Given exercise >> Examine the records and identify each line that includes the string "Post". Copy those lines.

[Figure data in JSON]

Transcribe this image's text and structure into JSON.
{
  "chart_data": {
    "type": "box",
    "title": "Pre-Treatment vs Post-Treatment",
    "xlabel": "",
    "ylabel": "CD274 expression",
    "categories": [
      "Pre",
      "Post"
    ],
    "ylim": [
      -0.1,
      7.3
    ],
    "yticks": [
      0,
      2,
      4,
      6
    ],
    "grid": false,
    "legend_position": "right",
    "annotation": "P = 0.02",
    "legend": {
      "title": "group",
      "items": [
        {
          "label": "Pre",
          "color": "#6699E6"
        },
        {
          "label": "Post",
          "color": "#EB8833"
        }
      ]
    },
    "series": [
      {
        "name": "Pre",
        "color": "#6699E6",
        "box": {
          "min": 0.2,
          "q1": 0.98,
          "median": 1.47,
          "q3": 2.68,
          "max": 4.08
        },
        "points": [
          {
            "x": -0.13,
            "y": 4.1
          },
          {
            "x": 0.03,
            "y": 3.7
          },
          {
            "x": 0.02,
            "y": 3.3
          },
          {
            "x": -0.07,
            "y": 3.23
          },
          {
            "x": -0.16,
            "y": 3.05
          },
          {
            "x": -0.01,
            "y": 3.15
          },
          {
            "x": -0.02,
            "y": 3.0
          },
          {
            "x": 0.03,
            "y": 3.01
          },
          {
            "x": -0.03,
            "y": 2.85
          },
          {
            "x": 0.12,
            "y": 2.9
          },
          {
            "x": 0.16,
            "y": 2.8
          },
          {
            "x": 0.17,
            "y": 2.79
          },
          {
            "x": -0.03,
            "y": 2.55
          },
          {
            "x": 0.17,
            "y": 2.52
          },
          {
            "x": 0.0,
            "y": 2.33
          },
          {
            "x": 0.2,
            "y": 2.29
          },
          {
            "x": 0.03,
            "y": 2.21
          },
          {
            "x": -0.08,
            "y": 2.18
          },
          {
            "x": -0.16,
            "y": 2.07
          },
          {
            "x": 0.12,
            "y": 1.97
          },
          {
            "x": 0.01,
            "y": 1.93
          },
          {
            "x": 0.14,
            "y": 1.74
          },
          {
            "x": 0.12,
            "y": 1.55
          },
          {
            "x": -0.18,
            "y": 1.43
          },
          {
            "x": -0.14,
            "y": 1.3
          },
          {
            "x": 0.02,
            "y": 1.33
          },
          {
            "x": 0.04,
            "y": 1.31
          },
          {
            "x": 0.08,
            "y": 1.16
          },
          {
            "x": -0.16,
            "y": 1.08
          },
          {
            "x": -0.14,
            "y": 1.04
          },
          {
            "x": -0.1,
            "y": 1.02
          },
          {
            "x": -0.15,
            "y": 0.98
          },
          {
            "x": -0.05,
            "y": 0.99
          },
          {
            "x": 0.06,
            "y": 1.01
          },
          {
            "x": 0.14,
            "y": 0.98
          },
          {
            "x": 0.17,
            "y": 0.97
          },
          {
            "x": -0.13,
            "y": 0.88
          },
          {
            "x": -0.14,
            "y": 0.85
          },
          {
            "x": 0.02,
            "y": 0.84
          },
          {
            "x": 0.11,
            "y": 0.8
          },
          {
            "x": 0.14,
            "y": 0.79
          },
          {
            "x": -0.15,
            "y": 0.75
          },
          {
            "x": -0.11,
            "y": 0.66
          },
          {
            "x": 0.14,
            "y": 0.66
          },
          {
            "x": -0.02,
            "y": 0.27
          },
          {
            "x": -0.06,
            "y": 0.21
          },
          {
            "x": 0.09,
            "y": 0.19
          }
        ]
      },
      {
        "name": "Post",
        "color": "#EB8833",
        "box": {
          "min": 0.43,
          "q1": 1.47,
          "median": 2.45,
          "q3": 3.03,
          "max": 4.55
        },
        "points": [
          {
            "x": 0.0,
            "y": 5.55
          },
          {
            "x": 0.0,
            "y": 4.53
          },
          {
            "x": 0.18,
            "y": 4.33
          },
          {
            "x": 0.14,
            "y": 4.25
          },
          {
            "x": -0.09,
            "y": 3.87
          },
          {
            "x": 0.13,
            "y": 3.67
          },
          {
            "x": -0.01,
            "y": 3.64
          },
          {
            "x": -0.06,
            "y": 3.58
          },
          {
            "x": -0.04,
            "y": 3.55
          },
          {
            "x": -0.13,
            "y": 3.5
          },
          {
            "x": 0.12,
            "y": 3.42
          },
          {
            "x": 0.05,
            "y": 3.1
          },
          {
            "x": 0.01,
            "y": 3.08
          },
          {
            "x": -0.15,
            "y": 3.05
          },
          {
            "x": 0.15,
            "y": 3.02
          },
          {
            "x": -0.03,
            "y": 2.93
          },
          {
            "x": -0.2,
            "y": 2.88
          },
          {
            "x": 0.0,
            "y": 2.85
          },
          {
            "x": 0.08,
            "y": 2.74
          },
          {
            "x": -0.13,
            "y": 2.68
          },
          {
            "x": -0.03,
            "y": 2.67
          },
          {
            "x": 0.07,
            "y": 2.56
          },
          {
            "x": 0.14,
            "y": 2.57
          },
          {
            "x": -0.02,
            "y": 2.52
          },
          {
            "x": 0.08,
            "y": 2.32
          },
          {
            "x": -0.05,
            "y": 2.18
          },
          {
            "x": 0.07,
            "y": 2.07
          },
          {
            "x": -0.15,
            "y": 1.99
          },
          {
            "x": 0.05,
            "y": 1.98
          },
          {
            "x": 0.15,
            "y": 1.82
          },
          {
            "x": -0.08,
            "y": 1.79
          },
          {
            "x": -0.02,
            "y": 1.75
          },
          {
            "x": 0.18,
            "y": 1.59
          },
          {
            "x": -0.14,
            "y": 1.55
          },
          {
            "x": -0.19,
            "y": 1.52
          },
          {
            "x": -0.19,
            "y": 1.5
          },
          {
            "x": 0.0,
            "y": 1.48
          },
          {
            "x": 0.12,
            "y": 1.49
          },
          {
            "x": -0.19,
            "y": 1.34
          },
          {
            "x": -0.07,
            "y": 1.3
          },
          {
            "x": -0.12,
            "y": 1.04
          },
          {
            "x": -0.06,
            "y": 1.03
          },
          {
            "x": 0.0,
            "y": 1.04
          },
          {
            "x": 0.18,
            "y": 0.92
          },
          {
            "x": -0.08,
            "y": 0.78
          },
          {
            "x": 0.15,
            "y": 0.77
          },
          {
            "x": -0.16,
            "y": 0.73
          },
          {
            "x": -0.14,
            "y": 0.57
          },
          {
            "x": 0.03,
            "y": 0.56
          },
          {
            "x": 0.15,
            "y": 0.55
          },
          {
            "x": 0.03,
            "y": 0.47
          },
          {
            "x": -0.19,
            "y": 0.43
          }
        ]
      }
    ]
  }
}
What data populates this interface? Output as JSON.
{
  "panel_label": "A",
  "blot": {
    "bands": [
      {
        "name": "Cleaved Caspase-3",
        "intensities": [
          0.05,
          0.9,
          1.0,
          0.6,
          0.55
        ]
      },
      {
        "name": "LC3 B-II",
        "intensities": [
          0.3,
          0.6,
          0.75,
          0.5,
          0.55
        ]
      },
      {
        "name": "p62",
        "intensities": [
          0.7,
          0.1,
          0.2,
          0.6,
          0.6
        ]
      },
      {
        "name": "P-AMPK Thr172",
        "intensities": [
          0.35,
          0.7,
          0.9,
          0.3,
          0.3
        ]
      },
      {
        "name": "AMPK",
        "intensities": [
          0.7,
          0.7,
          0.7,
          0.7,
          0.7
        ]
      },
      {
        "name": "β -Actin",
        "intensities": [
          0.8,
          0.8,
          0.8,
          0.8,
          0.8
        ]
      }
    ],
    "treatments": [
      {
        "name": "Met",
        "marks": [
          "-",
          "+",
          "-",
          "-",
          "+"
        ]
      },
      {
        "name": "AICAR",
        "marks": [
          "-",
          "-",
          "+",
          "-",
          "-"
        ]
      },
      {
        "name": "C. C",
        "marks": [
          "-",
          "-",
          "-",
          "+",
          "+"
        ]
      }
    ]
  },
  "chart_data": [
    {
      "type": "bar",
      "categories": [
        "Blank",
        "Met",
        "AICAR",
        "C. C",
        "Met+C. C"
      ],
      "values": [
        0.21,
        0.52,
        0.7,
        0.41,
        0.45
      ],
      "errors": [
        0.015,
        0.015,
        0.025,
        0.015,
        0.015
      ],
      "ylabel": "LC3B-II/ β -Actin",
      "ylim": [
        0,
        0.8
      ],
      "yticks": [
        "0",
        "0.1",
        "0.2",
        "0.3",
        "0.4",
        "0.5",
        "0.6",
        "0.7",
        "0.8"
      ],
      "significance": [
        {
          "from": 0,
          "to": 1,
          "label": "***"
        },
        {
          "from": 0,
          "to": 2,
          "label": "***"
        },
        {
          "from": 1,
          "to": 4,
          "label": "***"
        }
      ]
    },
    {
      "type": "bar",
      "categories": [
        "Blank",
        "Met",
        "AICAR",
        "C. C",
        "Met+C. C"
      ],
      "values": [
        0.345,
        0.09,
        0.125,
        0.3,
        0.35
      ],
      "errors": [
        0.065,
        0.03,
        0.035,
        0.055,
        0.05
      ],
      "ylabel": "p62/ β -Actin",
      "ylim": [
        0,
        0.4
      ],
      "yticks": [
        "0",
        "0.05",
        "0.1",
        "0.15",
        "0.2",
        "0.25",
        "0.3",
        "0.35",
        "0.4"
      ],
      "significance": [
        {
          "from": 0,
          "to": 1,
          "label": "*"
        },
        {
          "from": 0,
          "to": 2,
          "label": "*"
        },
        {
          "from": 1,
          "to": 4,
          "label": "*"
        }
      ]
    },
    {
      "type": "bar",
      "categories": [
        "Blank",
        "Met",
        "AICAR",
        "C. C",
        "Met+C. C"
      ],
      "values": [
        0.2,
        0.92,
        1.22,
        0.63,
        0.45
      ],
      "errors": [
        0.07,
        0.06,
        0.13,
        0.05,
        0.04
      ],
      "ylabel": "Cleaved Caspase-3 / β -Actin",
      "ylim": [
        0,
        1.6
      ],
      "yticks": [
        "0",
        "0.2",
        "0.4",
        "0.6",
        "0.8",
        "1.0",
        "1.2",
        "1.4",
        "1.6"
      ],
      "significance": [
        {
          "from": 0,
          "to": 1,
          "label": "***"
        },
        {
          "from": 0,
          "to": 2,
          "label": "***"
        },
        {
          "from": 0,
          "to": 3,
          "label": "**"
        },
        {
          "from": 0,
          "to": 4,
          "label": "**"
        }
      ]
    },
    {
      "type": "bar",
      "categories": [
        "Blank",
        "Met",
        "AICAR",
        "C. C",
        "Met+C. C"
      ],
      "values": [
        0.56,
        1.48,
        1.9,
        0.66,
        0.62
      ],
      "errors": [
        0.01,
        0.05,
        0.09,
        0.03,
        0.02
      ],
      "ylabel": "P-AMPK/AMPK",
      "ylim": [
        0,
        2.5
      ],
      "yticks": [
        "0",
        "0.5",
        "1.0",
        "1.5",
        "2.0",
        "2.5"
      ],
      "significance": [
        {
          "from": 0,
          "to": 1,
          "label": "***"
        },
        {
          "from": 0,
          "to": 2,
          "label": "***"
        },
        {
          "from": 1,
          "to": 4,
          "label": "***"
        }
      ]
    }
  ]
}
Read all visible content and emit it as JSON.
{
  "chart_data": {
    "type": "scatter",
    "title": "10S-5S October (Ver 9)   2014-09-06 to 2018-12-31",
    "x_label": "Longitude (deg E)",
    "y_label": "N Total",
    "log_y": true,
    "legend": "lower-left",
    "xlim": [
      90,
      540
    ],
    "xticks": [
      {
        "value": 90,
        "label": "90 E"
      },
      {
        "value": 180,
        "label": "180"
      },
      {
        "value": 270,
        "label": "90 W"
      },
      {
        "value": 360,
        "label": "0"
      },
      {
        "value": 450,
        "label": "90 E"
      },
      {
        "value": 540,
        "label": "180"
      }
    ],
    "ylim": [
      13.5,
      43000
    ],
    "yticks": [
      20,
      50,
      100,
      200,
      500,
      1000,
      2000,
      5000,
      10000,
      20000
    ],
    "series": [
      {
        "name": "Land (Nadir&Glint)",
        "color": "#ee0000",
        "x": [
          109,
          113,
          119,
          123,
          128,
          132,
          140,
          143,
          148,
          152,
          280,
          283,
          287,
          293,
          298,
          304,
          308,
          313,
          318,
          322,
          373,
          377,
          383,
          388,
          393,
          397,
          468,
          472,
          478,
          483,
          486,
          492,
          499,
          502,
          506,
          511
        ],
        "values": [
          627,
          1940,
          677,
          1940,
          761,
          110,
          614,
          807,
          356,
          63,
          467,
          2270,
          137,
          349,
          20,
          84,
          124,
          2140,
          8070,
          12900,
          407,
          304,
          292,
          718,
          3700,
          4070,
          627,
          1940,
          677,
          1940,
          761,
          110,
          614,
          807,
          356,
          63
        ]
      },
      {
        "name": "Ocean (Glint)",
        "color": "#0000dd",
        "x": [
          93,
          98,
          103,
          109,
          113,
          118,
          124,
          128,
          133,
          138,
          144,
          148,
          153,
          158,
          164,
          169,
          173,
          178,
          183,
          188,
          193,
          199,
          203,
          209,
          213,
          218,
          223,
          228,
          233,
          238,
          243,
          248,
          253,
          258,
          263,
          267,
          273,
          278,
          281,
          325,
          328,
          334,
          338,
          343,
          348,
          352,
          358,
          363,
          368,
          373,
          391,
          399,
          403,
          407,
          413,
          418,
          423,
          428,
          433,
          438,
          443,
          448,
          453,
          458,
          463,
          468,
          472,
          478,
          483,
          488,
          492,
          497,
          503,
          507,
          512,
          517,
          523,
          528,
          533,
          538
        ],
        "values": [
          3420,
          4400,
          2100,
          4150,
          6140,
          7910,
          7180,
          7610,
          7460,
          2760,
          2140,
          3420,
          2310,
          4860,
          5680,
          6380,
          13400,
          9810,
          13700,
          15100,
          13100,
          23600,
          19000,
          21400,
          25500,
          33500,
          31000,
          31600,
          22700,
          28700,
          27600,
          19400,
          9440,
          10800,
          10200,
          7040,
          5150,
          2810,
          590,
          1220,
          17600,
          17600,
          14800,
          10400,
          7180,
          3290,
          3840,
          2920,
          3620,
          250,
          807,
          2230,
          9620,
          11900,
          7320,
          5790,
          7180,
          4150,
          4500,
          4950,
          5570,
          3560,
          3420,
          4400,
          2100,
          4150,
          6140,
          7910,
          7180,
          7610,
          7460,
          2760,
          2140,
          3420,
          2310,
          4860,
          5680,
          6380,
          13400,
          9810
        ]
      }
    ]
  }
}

Exercise solution >>
    "title": "Pre-Treatment vs Post-Treatment",
      "Post"
          "label": "Post",
        "name": "Post",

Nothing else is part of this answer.